- Given problem -
For each line that holds "Domestic", copy the line out.

Begin Task inputs

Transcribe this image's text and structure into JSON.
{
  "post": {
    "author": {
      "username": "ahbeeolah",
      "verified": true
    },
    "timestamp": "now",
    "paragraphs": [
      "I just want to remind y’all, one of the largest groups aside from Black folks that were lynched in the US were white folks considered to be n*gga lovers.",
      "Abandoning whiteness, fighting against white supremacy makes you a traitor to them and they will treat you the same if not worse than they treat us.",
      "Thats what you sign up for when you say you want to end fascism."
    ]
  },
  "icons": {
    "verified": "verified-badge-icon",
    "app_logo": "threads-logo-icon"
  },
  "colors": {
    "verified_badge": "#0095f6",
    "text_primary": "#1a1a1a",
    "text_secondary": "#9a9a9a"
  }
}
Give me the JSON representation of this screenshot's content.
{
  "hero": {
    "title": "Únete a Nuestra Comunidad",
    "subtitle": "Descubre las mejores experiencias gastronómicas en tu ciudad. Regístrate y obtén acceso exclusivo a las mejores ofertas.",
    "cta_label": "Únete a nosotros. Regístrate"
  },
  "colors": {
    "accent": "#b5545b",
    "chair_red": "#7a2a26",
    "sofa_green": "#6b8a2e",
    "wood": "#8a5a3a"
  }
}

End Task inputs
Begin Task inputs

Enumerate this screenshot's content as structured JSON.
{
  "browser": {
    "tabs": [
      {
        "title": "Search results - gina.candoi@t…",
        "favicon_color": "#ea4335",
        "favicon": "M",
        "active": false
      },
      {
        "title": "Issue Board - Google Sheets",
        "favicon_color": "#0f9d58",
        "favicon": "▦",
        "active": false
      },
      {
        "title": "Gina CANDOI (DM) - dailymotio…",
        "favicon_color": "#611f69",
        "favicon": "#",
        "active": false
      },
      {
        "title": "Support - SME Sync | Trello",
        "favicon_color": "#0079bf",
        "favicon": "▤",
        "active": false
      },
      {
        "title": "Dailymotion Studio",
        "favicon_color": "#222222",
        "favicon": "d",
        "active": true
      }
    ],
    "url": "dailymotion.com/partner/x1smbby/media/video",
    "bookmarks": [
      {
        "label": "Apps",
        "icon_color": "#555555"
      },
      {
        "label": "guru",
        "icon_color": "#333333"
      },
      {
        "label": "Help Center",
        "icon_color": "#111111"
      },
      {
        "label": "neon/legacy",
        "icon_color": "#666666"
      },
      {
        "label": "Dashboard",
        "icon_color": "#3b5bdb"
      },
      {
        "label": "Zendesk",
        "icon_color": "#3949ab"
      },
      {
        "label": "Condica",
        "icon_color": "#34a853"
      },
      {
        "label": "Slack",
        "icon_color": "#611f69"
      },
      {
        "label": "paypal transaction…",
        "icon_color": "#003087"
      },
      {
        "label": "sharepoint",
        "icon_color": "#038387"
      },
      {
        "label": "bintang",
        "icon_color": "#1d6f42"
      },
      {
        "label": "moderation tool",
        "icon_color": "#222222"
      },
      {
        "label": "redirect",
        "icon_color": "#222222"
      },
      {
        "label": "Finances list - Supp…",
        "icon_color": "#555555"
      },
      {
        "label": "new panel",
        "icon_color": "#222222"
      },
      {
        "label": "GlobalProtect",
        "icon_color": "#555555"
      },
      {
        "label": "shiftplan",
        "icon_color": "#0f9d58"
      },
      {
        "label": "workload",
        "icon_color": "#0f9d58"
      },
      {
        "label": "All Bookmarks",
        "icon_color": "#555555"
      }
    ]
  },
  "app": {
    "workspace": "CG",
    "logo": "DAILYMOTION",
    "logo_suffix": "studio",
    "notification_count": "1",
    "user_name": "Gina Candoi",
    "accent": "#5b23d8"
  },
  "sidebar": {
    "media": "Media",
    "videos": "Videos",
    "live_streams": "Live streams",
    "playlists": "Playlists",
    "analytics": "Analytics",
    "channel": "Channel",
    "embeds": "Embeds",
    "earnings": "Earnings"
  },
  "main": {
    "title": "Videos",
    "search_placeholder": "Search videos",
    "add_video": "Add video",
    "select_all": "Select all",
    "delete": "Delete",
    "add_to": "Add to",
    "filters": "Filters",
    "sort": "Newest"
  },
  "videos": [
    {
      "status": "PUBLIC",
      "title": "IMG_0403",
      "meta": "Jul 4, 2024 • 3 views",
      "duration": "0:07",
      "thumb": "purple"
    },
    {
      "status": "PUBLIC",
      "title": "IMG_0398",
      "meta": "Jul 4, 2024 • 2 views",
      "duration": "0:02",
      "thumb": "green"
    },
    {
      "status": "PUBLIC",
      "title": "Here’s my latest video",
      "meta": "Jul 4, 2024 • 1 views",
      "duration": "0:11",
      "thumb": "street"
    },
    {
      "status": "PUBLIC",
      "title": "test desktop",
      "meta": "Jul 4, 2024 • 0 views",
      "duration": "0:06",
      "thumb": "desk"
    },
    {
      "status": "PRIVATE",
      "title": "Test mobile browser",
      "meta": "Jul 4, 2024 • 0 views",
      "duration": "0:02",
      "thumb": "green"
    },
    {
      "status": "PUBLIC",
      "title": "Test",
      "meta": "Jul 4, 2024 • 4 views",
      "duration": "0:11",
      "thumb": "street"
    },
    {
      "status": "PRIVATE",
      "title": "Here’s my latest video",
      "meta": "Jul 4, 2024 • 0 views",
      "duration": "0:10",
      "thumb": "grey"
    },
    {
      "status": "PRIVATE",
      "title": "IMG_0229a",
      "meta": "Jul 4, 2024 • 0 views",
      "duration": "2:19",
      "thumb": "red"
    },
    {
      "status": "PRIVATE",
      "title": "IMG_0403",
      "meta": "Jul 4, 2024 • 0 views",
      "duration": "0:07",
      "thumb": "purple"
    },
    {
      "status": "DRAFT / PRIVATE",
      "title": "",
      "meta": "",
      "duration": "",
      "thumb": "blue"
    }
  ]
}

End Task inputs
Begin Task inputs

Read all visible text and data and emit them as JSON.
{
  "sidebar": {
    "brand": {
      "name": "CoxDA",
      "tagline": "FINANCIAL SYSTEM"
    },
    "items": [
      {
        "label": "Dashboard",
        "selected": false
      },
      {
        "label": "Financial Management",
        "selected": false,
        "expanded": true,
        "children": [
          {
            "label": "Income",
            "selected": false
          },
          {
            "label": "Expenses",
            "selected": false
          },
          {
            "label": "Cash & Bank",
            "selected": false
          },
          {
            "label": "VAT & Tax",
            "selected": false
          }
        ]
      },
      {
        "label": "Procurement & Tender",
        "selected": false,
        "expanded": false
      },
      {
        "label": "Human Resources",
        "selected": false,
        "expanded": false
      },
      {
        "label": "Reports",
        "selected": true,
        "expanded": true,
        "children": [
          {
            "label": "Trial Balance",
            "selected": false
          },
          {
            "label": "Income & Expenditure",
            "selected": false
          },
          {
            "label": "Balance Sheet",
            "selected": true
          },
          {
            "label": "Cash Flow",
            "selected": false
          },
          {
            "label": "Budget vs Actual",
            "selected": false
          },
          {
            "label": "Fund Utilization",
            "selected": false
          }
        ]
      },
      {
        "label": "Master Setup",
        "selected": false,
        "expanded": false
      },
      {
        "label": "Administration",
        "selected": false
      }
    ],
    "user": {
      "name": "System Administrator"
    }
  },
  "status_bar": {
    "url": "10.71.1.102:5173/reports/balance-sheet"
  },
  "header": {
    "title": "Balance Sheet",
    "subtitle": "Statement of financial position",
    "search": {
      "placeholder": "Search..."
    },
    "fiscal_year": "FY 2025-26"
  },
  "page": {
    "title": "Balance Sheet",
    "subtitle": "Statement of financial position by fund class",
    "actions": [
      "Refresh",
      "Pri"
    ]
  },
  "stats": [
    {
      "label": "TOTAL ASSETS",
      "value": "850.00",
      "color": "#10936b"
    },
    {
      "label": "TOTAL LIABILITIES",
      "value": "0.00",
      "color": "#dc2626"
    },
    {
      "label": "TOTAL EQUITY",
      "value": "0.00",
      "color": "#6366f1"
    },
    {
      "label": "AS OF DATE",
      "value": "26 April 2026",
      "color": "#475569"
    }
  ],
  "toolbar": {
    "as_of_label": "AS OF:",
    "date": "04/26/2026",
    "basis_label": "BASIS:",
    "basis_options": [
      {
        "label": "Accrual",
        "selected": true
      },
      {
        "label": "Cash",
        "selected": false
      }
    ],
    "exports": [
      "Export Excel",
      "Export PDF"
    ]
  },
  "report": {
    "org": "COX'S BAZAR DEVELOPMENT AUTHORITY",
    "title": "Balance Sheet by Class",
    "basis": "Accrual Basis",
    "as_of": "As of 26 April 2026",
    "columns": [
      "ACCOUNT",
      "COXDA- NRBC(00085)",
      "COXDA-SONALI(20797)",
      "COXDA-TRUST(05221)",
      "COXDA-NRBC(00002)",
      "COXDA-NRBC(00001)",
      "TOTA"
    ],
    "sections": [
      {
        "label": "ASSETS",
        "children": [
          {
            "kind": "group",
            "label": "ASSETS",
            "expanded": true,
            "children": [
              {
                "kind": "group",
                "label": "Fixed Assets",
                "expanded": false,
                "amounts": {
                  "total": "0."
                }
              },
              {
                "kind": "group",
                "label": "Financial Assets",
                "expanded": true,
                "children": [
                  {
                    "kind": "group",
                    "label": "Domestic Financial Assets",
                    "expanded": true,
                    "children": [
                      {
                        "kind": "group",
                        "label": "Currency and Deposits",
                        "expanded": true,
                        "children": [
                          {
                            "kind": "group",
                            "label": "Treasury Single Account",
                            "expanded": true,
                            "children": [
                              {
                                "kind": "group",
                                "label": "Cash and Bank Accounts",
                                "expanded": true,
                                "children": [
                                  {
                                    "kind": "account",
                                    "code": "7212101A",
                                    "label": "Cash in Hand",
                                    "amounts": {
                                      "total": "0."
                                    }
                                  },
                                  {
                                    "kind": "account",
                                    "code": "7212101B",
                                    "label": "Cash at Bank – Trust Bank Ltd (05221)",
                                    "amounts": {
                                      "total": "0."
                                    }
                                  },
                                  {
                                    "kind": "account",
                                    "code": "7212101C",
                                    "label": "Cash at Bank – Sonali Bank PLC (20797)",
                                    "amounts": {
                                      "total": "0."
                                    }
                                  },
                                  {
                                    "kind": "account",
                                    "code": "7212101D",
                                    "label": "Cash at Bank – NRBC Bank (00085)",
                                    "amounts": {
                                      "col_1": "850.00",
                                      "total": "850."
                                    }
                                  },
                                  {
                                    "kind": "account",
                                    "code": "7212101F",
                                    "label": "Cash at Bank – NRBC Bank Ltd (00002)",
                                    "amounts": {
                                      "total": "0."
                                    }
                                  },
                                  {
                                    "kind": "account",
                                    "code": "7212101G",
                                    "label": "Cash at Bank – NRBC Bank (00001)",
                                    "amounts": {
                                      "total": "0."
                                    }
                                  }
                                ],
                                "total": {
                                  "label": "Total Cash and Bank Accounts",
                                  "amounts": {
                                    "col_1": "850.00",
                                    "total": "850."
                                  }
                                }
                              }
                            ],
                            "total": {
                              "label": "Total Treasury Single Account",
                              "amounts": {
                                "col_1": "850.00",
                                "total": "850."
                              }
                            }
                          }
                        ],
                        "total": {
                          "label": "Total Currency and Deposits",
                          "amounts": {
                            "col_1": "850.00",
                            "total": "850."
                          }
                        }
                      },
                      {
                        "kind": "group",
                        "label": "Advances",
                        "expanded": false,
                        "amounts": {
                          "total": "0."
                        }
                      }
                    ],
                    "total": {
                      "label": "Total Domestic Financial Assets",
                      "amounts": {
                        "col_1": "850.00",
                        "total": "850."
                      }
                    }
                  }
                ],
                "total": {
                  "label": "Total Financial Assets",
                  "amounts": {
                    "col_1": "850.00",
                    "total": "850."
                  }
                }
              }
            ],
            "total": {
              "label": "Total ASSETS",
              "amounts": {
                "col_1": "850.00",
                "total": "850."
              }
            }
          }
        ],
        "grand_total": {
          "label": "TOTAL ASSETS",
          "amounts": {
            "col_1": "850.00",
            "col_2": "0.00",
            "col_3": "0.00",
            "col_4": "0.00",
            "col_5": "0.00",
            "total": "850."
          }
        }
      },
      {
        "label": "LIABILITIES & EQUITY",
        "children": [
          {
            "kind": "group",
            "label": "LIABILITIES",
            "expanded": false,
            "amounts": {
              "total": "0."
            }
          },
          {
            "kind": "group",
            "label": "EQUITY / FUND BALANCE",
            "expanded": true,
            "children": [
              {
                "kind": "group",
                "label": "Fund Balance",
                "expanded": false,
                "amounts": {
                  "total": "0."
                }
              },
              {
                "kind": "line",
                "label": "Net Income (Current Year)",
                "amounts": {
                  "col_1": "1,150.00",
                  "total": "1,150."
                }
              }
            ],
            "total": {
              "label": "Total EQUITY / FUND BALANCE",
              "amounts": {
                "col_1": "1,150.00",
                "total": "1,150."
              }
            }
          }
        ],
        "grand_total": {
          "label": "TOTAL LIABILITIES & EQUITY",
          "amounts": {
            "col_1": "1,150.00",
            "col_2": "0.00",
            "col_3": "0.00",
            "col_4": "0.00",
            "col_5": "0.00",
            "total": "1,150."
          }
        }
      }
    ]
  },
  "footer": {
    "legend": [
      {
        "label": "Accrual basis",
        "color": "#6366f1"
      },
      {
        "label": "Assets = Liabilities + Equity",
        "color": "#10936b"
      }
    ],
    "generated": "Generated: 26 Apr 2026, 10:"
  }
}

End Task inputs

- Output for this task -
                    "label": "Domestic Financial Assets",
                      "label": "Total Domestic Financial Assets",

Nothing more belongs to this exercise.